▶ [Directions] Repeat each entry word for word. Leave any images out of the copy.

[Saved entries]
▽

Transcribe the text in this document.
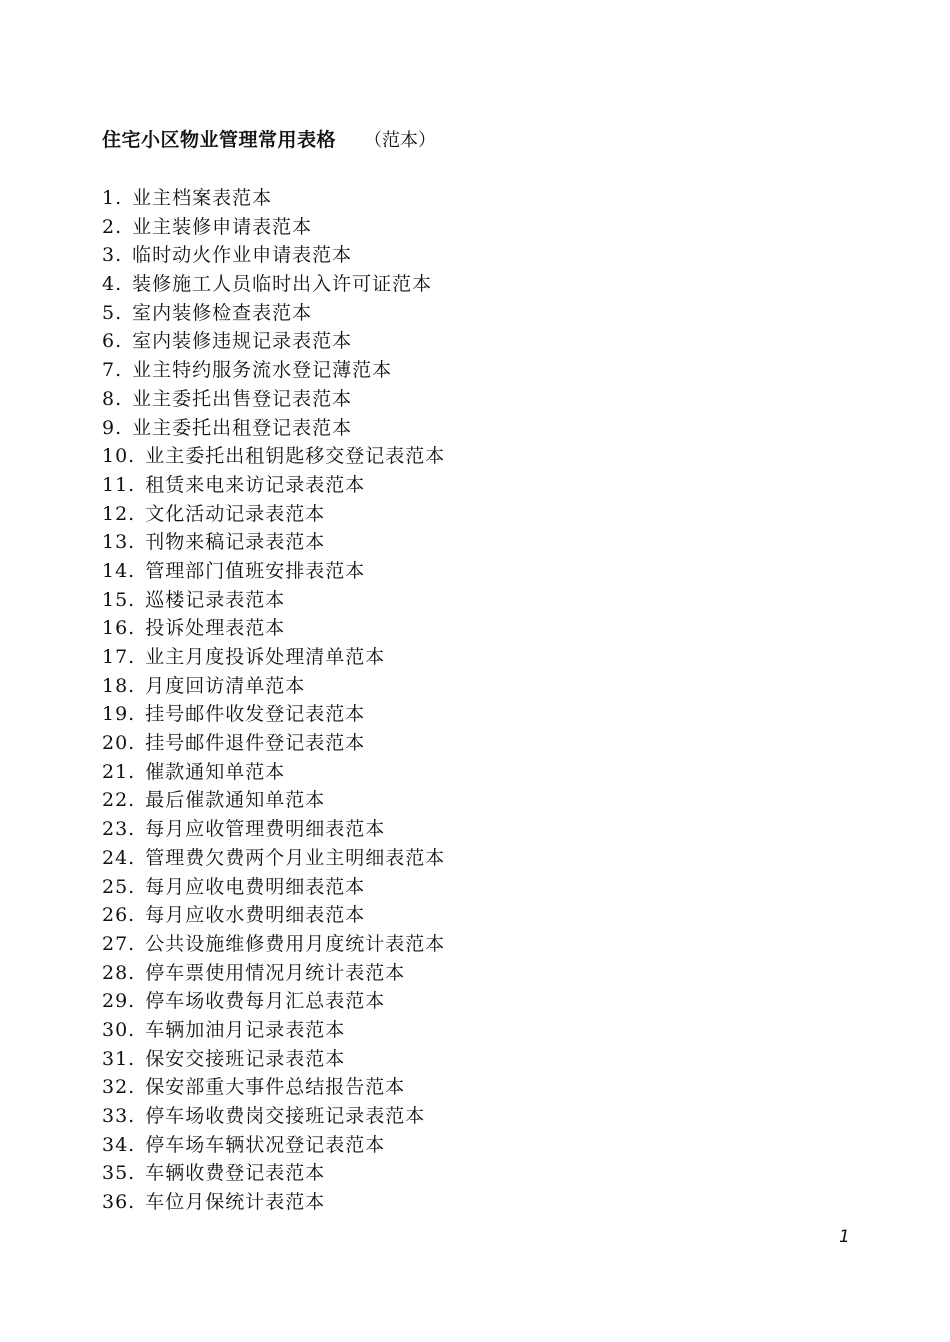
住宅小区物业管理常用表格 （范本）
1. 业主档案表范本
2. 业主装修申请表范本
3. 临时动火作业申请表范本
4. 装修施工人员临时出入许可证范本
5. 室内装修检查表范本
6. 室内装修违规记录表范本
7. 业主特约服务流水登记薄范本
8. 业主委托出售登记表范本
9. 业主委托出租登记表范本
10. 业主委托出租钥匙移交登记表范本
11. 租赁来电来访记录表范本
12. 文化活动记录表范本
13. 刊物来稿记录表范本
14. 管理部门值班安排表范本
15. 巡楼记录表范本
16. 投诉处理表范本
17. 业主月度投诉处理清单范本
18. 月度回访清单范本
19. 挂号邮件收发登记表范本
20. 挂号邮件退件登记表范本
21. 催款通知单范本
22. 最后催款通知单范本
23. 每月应收管理费明细表范本
24. 管理费欠费两个月业主明细表范本
25. 每月应收电费明细表范本
26. 每月应收水费明细表范本
27. 公共设施维修费用月度统计表范本
28. 停车票使用情况月统计表范本
29. 停车场收费每月汇总表范本
30. 车辆加油月记录表范本
31. 保安交接班记录表范本
32. 保安部重大事件总结报告范本
33. 停车场收费岗交接班记录表范本
34. 停车场车辆状况登记表范本
35. 车辆收费登记表范本
36. 车位月保统计表范本
1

△

▶ [Exercise response]
Transcribe the text in this document.
住宅小区物业管理常用表格 （范本）
1. 业主档案表范本
2. 业主装修申请表范本
3. 临时动火作业申请表范本
4. 装修施工人员临时出入许可证范本
5. 室内装修检查表范本
6. 室内装修违规记录表范本
7. 业主特约服务流水登记薄范本
8. 业主委托出售登记表范本
9. 业主委托出租登记表范本
10. 业主委托出租钥匙移交登记表范本
11. 租赁来电来访记录表范本
12. 文化活动记录表范本
13. 刊物来稿记录表范本
14. 管理部门值班安排表范本
15. 巡楼记录表范本
16. 投诉处理表范本
17. 业主月度投诉处理清单范本
18. 月度回访清单范本
19. 挂号邮件收发登记表范本
20. 挂号邮件退件登记表范本
21. 催款通知单范本
22. 最后催款通知单范本
23. 每月应收管理费明细表范本
24. 管理费欠费两个月业主明细表范本
25. 每月应收电费明细表范本
26. 每月应收水费明细表范本
27. 公共设施维修费用月度统计表范本
28. 停车票使用情况月统计表范本
29. 停车场收费每月汇总表范本
30. 车辆加油月记录表范本
31. 保安交接班记录表范本
32. 保安部重大事件总结报告范本
33. 停车场收费岗交接班记录表范本
34. 停车场车辆状况登记表范本
35. 车辆收费登记表范本
36. 车位月保统计表范本
1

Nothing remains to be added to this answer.